● **BRIEF**
Copy the lines below as they are; omit the images they contain.
↓
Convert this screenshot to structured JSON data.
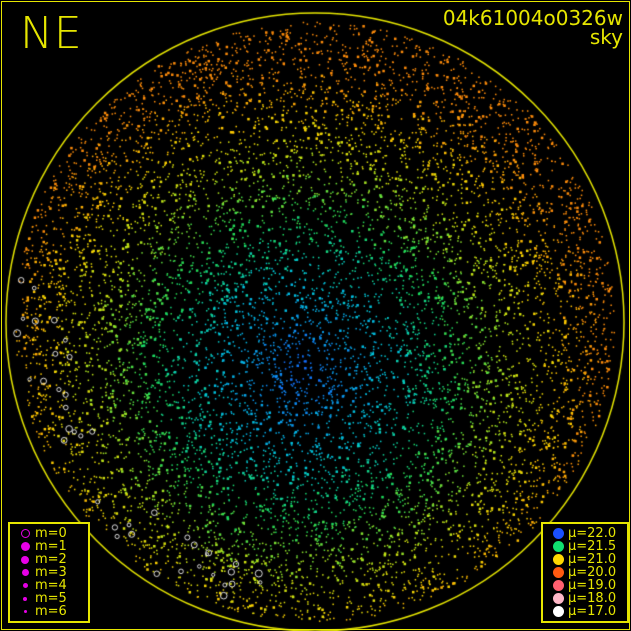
{
  "header": {
    "direction": "NE",
    "frame_id": "04k61004o0326w",
    "mode": "sky"
  },
  "magnitude_legend": {
    "symbol_color": "#e600e6",
    "items": [
      {
        "label": "m=0",
        "style": "ring"
      },
      {
        "label": "m=1"
      },
      {
        "label": "m=2"
      },
      {
        "label": "m=3"
      },
      {
        "label": "m=4"
      },
      {
        "label": "m=5"
      },
      {
        "label": "m=6"
      }
    ]
  },
  "brightness_legend": {
    "items": [
      {
        "label": "μ=22.0",
        "color": "#1a50ff"
      },
      {
        "label": "μ=21.5",
        "color": "#10e070"
      },
      {
        "label": "μ=21.0",
        "color": "#ffd800"
      },
      {
        "label": "μ=20.0",
        "color": "#ff5a10"
      },
      {
        "label": "μ=19.0",
        "color": "#ff6070"
      },
      {
        "label": "μ=18.0",
        "color": "#ffb8c8"
      },
      {
        "label": "μ=17.0",
        "color": "#ffffff"
      }
    ]
  },
  "colors": {
    "frame": "#e6e600",
    "background": "#000000"
  }
}
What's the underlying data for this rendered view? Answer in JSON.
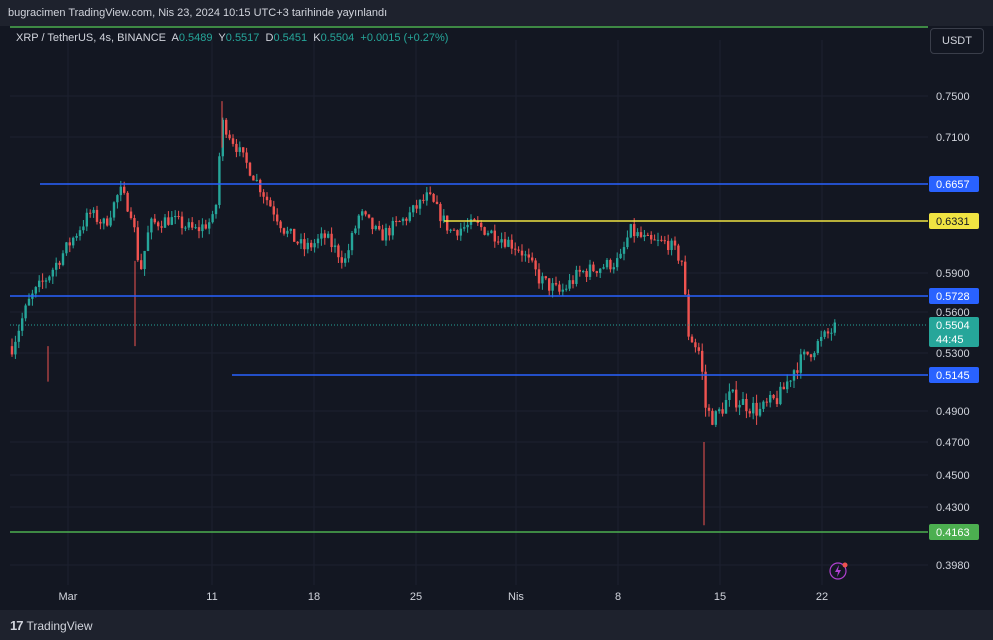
{
  "header": {
    "publish_text": "bugracimen TradingView.com, Nis 23, 2024 10:15 UTC+3 tarihinde yayınlandı"
  },
  "legend": {
    "symbol": "XRP / TetherUS, 4s, BINANCE",
    "open_label": "A",
    "open_value": "0.5489",
    "high_label": "Y",
    "high_value": "0.5517",
    "low_label": "D",
    "low_value": "0.5451",
    "close_label": "K",
    "close_value": "0.5504",
    "change": "+0.0015 (+0.27%)"
  },
  "currency_button": "USDT",
  "chart_data": {
    "type": "candlestick",
    "price_axis_ticks": [
      "0.7500",
      "0.7100",
      "0.5900",
      "0.5600",
      "0.5300",
      "0.4900",
      "0.4700",
      "0.4500",
      "0.4300",
      "0.3980"
    ],
    "time_axis_ticks": [
      "Mar",
      "11",
      "18",
      "25",
      "Nis",
      "8",
      "15",
      "22"
    ],
    "current_price": "0.5504",
    "countdown": "44:45",
    "levels": [
      {
        "value": "0.6657",
        "color": "#2962ff"
      },
      {
        "value": "0.6331",
        "color": "#f0e442"
      },
      {
        "value": "0.5728",
        "color": "#2962ff"
      },
      {
        "value": "0.5145",
        "color": "#2962ff"
      },
      {
        "value": "0.4163",
        "color": "#4caf50"
      }
    ],
    "colors": {
      "up": "#26a69a",
      "down": "#ef5350",
      "background": "#131722",
      "grid": "#1c2030"
    }
  },
  "footer": {
    "logo_text": "TradingView"
  }
}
↑
● **FINAL RESULT**
Convert this screenshot to structured JSON data.
{
  "header": {
    "direction": "NE",
    "frame_id": "04k61004o0326w",
    "mode": "sky"
  },
  "magnitude_legend": {
    "symbol_color": "#e600e6",
    "items": [
      {
        "label": "m=0",
        "style": "ring"
      },
      {
        "label": "m=1"
      },
      {
        "label": "m=2"
      },
      {
        "label": "m=3"
      },
      {
        "label": "m=4"
      },
      {
        "label": "m=5"
      },
      {
        "label": "m=6"
      }
    ]
  },
  "brightness_legend": {
    "items": [
      {
        "label": "μ=22.0",
        "color": "#1a50ff"
      },
      {
        "label": "μ=21.5",
        "color": "#10e070"
      },
      {
        "label": "μ=21.0",
        "color": "#ffd800"
      },
      {
        "label": "μ=20.0",
        "color": "#ff5a10"
      },
      {
        "label": "μ=19.0",
        "color": "#ff6070"
      },
      {
        "label": "μ=18.0",
        "color": "#ffb8c8"
      },
      {
        "label": "μ=17.0",
        "color": "#ffffff"
      }
    ]
  },
  "colors": {
    "frame": "#e6e600",
    "background": "#000000"
  }
}
What's the underlying data for this rendered view? Answer in JSON.
{
  "header": {
    "publish_text": "bugracimen TradingView.com, Nis 23, 2024 10:15 UTC+3 tarihinde yayınlandı"
  },
  "legend": {
    "symbol": "XRP / TetherUS, 4s, BINANCE",
    "open_label": "A",
    "open_value": "0.5489",
    "high_label": "Y",
    "high_value": "0.5517",
    "low_label": "D",
    "low_value": "0.5451",
    "close_label": "K",
    "close_value": "0.5504",
    "change": "+0.0015 (+0.27%)"
  },
  "currency_button": "USDT",
  "chart_data": {
    "type": "candlestick",
    "price_axis_ticks": [
      "0.7500",
      "0.7100",
      "0.5900",
      "0.5600",
      "0.5300",
      "0.4900",
      "0.4700",
      "0.4500",
      "0.4300",
      "0.3980"
    ],
    "time_axis_ticks": [
      "Mar",
      "11",
      "18",
      "25",
      "Nis",
      "8",
      "15",
      "22"
    ],
    "current_price": "0.5504",
    "countdown": "44:45",
    "levels": [
      {
        "value": "0.6657",
        "color": "#2962ff"
      },
      {
        "value": "0.6331",
        "color": "#f0e442"
      },
      {
        "value": "0.5728",
        "color": "#2962ff"
      },
      {
        "value": "0.5145",
        "color": "#2962ff"
      },
      {
        "value": "0.4163",
        "color": "#4caf50"
      }
    ],
    "colors": {
      "up": "#26a69a",
      "down": "#ef5350",
      "background": "#131722",
      "grid": "#1c2030"
    }
  },
  "footer": {
    "logo_text": "TradingView"
  }
}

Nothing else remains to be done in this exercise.